Spatial layout entries
■ ■ ■ ■

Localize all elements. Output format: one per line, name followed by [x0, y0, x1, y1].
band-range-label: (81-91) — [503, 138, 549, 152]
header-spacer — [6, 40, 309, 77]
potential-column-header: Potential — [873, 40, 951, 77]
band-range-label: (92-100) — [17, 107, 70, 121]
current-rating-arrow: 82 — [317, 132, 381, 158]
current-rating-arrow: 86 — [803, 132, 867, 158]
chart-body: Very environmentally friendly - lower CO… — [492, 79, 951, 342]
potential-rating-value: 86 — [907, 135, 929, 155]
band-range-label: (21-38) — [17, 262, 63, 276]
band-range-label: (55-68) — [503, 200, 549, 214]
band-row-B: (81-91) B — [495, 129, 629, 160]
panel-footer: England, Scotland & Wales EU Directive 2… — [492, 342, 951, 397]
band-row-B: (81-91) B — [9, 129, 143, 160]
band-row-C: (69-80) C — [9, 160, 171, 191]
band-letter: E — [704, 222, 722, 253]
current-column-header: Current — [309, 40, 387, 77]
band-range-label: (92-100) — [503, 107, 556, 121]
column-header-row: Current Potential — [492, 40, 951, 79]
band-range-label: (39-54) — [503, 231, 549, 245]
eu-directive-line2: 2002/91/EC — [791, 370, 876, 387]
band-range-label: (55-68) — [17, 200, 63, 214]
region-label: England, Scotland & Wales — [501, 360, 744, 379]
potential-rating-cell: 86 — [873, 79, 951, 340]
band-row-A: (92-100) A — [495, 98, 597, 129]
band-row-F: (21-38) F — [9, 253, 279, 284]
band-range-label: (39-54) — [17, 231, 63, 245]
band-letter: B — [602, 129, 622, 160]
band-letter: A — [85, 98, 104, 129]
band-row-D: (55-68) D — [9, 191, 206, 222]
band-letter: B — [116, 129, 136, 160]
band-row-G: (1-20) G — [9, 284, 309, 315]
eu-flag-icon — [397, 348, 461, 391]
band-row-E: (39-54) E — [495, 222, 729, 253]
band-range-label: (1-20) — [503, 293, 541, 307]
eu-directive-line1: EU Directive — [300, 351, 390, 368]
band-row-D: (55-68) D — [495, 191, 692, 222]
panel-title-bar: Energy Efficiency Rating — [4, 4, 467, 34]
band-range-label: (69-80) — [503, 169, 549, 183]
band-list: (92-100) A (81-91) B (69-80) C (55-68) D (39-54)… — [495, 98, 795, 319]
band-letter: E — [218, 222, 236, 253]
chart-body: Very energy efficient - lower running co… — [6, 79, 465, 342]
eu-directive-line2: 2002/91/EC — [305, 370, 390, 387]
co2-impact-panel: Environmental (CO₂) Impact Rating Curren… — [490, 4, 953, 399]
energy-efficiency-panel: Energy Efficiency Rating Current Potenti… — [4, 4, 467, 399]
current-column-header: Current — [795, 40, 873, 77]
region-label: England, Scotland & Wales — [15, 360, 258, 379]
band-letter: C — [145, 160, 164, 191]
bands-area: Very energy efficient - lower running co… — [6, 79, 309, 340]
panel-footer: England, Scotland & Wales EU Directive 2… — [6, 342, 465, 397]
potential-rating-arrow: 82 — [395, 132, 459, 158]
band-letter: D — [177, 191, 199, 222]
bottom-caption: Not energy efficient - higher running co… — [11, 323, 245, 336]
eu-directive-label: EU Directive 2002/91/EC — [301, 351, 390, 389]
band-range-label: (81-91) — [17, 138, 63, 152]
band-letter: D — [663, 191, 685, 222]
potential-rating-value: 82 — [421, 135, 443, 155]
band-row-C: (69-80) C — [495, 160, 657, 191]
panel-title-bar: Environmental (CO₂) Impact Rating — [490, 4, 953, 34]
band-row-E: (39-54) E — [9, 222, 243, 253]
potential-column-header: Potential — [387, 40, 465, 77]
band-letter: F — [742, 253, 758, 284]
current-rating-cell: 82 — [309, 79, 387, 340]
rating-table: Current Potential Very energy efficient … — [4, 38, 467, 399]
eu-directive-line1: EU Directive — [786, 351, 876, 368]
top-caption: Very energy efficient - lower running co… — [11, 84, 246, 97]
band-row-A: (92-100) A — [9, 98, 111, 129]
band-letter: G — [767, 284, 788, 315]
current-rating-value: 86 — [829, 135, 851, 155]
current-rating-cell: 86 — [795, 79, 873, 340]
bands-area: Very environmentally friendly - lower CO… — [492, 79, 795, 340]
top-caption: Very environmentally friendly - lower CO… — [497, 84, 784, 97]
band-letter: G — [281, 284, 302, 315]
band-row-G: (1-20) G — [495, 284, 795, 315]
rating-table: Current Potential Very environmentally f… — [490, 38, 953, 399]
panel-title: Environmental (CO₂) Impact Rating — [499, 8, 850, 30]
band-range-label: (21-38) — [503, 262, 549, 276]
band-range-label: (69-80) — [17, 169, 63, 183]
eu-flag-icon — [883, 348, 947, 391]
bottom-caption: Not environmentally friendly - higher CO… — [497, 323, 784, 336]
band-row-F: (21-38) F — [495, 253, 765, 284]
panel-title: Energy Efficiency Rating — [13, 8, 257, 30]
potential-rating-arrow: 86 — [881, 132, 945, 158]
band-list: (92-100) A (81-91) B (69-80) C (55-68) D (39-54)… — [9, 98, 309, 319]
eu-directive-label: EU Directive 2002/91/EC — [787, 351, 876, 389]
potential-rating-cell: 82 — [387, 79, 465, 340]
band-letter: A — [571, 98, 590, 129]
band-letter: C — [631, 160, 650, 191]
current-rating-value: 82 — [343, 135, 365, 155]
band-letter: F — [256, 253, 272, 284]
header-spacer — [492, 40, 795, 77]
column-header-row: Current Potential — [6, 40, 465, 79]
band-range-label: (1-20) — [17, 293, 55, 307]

■ ■ ■ ■

Duplicate every one of the records above, line for line, with no changes.

Localize all elements. Output format: one per line, name followed by [x0, y0, x1, y1].
band-range-label: (81-91) — [503, 138, 549, 152]
header-spacer — [6, 40, 309, 77]
potential-column-header: Potential — [873, 40, 951, 77]
band-range-label: (92-100) — [17, 107, 70, 121]
current-rating-arrow: 82 — [317, 132, 381, 158]
current-rating-arrow: 86 — [803, 132, 867, 158]
chart-body: Very environmentally friendly - lower CO… — [492, 79, 951, 342]
potential-rating-value: 86 — [907, 135, 929, 155]
band-range-label: (21-38) — [17, 262, 63, 276]
band-range-label: (55-68) — [503, 200, 549, 214]
band-row-B: (81-91) B — [495, 129, 629, 160]
panel-footer: England, Scotland & Wales EU Directive 2… — [492, 342, 951, 397]
band-row-B: (81-91) B — [9, 129, 143, 160]
band-row-C: (69-80) C — [9, 160, 171, 191]
band-letter: E — [704, 222, 722, 253]
current-column-header: Current — [309, 40, 387, 77]
band-range-label: (92-100) — [503, 107, 556, 121]
column-header-row: Current Potential — [492, 40, 951, 79]
band-range-label: (39-54) — [503, 231, 549, 245]
eu-directive-line2: 2002/91/EC — [791, 370, 876, 387]
band-range-label: (55-68) — [17, 200, 63, 214]
region-label: England, Scotland & Wales — [501, 360, 744, 379]
potential-rating-cell: 86 — [873, 79, 951, 340]
band-row-A: (92-100) A — [495, 98, 597, 129]
band-row-F: (21-38) F — [9, 253, 279, 284]
band-range-label: (39-54) — [17, 231, 63, 245]
band-letter: B — [602, 129, 622, 160]
band-letter: A — [85, 98, 104, 129]
band-row-D: (55-68) D — [9, 191, 206, 222]
band-letter: B — [116, 129, 136, 160]
band-row-G: (1-20) G — [9, 284, 309, 315]
eu-flag-icon — [397, 348, 461, 391]
band-row-E: (39-54) E — [495, 222, 729, 253]
band-range-label: (1-20) — [503, 293, 541, 307]
eu-directive-line1: EU Directive — [300, 351, 390, 368]
band-row-D: (55-68) D — [495, 191, 692, 222]
panel-title-bar: Energy Efficiency Rating — [4, 4, 467, 34]
band-range-label: (69-80) — [503, 169, 549, 183]
band-list: (92-100) A (81-91) B (69-80) C (55-68) D (39-54)… — [495, 98, 795, 319]
band-letter: E — [218, 222, 236, 253]
chart-body: Very energy efficient - lower running co… — [6, 79, 465, 342]
eu-directive-line2: 2002/91/EC — [305, 370, 390, 387]
co2-impact-panel: Environmental (CO₂) Impact Rating Curren… — [490, 4, 953, 399]
energy-efficiency-panel: Energy Efficiency Rating Current Potenti… — [4, 4, 467, 399]
current-column-header: Current — [795, 40, 873, 77]
region-label: England, Scotland & Wales — [15, 360, 258, 379]
band-letter: C — [145, 160, 164, 191]
bands-area: Very energy efficient - lower running co… — [6, 79, 309, 340]
panel-footer: England, Scotland & Wales EU Directive 2… — [6, 342, 465, 397]
potential-rating-arrow: 82 — [395, 132, 459, 158]
band-letter: D — [177, 191, 199, 222]
bottom-caption: Not energy efficient - higher running co… — [11, 323, 245, 336]
eu-directive-label: EU Directive 2002/91/EC — [301, 351, 390, 389]
band-range-label: (81-91) — [17, 138, 63, 152]
band-letter: D — [663, 191, 685, 222]
potential-rating-value: 82 — [421, 135, 443, 155]
band-row-C: (69-80) C — [495, 160, 657, 191]
panel-title-bar: Environmental (CO₂) Impact Rating — [490, 4, 953, 34]
band-row-E: (39-54) E — [9, 222, 243, 253]
potential-column-header: Potential — [387, 40, 465, 77]
band-letter: F — [742, 253, 758, 284]
current-rating-cell: 82 — [309, 79, 387, 340]
rating-table: Current Potential Very energy efficient … — [4, 38, 467, 399]
eu-directive-line1: EU Directive — [786, 351, 876, 368]
top-caption: Very energy efficient - lower running co… — [11, 84, 246, 97]
band-row-A: (92-100) A — [9, 98, 111, 129]
band-letter: G — [767, 284, 788, 315]
current-rating-value: 86 — [829, 135, 851, 155]
current-rating-cell: 86 — [795, 79, 873, 340]
bands-area: Very environmentally friendly - lower CO… — [492, 79, 795, 340]
top-caption: Very environmentally friendly - lower CO… — [497, 84, 784, 97]
band-letter: G — [281, 284, 302, 315]
band-row-G: (1-20) G — [495, 284, 795, 315]
rating-table: Current Potential Very environmentally f… — [490, 38, 953, 399]
panel-title: Environmental (CO₂) Impact Rating — [499, 8, 850, 30]
band-range-label: (21-38) — [503, 262, 549, 276]
band-range-label: (69-80) — [17, 169, 63, 183]
eu-flag-icon — [883, 348, 947, 391]
bottom-caption: Not environmentally friendly - higher CO… — [497, 323, 784, 336]
band-row-F: (21-38) F — [495, 253, 765, 284]
panel-title: Energy Efficiency Rating — [13, 8, 257, 30]
potential-rating-arrow: 86 — [881, 132, 945, 158]
band-list: (92-100) A (81-91) B (69-80) C (55-68) D (39-54)… — [9, 98, 309, 319]
eu-directive-label: EU Directive 2002/91/EC — [787, 351, 876, 389]
potential-rating-cell: 82 — [387, 79, 465, 340]
band-letter: A — [571, 98, 590, 129]
band-letter: C — [631, 160, 650, 191]
current-rating-value: 82 — [343, 135, 365, 155]
band-letter: F — [256, 253, 272, 284]
header-spacer — [492, 40, 795, 77]
column-header-row: Current Potential — [6, 40, 465, 79]
band-range-label: (1-20) — [17, 293, 55, 307]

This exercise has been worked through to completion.